• [WHAT NEEDS TO BE DONE] Pull every line that holds the word "Core" from the entries.
<<<<
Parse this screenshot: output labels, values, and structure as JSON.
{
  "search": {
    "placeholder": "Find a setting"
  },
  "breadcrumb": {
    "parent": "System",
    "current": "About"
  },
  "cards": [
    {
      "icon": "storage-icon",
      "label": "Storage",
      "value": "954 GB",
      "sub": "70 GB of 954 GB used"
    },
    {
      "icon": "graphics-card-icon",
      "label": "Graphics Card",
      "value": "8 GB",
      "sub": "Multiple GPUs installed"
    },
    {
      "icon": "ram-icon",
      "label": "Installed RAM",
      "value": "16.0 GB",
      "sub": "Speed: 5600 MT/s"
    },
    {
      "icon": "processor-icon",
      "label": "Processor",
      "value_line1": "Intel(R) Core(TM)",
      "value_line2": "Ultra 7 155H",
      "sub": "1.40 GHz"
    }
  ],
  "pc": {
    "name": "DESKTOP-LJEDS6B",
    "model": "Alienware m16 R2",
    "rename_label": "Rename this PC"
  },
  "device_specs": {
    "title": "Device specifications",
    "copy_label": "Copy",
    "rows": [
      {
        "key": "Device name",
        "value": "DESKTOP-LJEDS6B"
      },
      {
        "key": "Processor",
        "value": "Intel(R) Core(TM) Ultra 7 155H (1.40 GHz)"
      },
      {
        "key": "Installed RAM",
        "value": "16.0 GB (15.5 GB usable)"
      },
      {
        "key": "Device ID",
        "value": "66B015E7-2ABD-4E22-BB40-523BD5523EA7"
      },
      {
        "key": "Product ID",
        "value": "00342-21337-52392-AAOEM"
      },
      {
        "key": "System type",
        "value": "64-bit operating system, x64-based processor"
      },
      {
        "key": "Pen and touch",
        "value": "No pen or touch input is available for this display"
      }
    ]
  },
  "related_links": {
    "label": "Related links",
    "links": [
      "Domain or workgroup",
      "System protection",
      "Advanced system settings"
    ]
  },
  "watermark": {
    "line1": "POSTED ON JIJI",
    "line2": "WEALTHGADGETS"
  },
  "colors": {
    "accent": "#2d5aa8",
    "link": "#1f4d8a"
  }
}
>>>>
• [RESULT]
      "value_line1": "Intel(R) Core(TM)",
        "value": "Intel(R) Core(TM) Ultra 7 155H (1.40 GHz)"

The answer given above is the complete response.